TASK
Retype every entry exactly, character for character.

[Extracted data entries]
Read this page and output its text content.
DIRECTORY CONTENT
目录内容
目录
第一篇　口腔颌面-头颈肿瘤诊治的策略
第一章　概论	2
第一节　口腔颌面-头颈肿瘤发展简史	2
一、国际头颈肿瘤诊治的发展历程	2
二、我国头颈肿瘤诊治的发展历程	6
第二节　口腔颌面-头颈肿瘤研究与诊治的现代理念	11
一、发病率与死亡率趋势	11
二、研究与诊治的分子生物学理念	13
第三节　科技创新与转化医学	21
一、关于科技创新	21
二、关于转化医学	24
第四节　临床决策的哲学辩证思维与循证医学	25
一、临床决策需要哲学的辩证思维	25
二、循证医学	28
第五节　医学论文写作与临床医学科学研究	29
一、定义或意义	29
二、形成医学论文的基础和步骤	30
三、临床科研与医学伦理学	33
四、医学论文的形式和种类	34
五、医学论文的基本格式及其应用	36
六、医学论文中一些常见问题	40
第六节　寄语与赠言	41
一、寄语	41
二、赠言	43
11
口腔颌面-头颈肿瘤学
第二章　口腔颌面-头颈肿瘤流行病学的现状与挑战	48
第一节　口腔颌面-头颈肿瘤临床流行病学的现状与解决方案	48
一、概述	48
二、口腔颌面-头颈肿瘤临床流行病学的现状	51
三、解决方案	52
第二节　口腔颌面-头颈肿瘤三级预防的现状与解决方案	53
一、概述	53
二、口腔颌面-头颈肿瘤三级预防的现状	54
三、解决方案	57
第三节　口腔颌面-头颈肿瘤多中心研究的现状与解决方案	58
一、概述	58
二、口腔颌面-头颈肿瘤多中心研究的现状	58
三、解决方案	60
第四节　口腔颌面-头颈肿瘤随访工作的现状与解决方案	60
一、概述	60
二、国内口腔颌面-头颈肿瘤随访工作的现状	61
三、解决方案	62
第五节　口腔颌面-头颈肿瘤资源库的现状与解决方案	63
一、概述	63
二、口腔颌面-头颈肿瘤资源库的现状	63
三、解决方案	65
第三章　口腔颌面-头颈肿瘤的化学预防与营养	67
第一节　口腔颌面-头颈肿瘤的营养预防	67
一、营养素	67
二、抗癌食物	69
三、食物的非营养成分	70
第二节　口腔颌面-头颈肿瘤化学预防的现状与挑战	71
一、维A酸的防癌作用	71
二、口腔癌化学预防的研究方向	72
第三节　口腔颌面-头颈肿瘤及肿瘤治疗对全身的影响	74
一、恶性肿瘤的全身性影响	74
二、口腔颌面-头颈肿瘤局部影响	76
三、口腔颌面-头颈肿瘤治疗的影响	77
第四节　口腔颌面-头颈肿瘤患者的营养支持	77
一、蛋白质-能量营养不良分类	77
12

THE RESPONSE
Read this page and output its text content.
DIRECTORY CONTENT
目录内容
目录
第一篇　口腔颌面-头颈肿瘤诊治的策略
第一章　概论	2
第一节　口腔颌面-头颈肿瘤发展简史	2
一、国际头颈肿瘤诊治的发展历程	2
二、我国头颈肿瘤诊治的发展历程	6
第二节　口腔颌面-头颈肿瘤研究与诊治的现代理念	11
一、发病率与死亡率趋势	11
二、研究与诊治的分子生物学理念	13
第三节　科技创新与转化医学	21
一、关于科技创新	21
二、关于转化医学	24
第四节　临床决策的哲学辩证思维与循证医学	25
一、临床决策需要哲学的辩证思维	25
二、循证医学	28
第五节　医学论文写作与临床医学科学研究	29
一、定义或意义	29
二、形成医学论文的基础和步骤	30
三、临床科研与医学伦理学	33
四、医学论文的形式和种类	34
五、医学论文的基本格式及其应用	36
六、医学论文中一些常见问题	40
第六节　寄语与赠言	41
一、寄语	41
二、赠言	43
11
口腔颌面-头颈肿瘤学
第二章　口腔颌面-头颈肿瘤流行病学的现状与挑战	48
第一节　口腔颌面-头颈肿瘤临床流行病学的现状与解决方案	48
一、概述	48
二、口腔颌面-头颈肿瘤临床流行病学的现状	51
三、解决方案	52
第二节　口腔颌面-头颈肿瘤三级预防的现状与解决方案	53
一、概述	53
二、口腔颌面-头颈肿瘤三级预防的现状	54
三、解决方案	57
第三节　口腔颌面-头颈肿瘤多中心研究的现状与解决方案	58
一、概述	58
二、口腔颌面-头颈肿瘤多中心研究的现状	58
三、解决方案	60
第四节　口腔颌面-头颈肿瘤随访工作的现状与解决方案	60
一、概述	60
二、国内口腔颌面-头颈肿瘤随访工作的现状	61
三、解决方案	62
第五节　口腔颌面-头颈肿瘤资源库的现状与解决方案	63
一、概述	63
二、口腔颌面-头颈肿瘤资源库的现状	63
三、解决方案	65
第三章　口腔颌面-头颈肿瘤的化学预防与营养	67
第一节　口腔颌面-头颈肿瘤的营养预防	67
一、营养素	67
二、抗癌食物	69
三、食物的非营养成分	70
第二节　口腔颌面-头颈肿瘤化学预防的现状与挑战	71
一、维A酸的防癌作用	71
二、口腔癌化学预防的研究方向	72
第三节　口腔颌面-头颈肿瘤及肿瘤治疗对全身的影响	74
一、恶性肿瘤的全身性影响	74
二、口腔颌面-头颈肿瘤局部影响	76
三、口腔颌面-头颈肿瘤治疗的影响	77
第四节　口腔颌面-头颈肿瘤患者的营养支持	77
一、蛋白质-能量营养不良分类	77
12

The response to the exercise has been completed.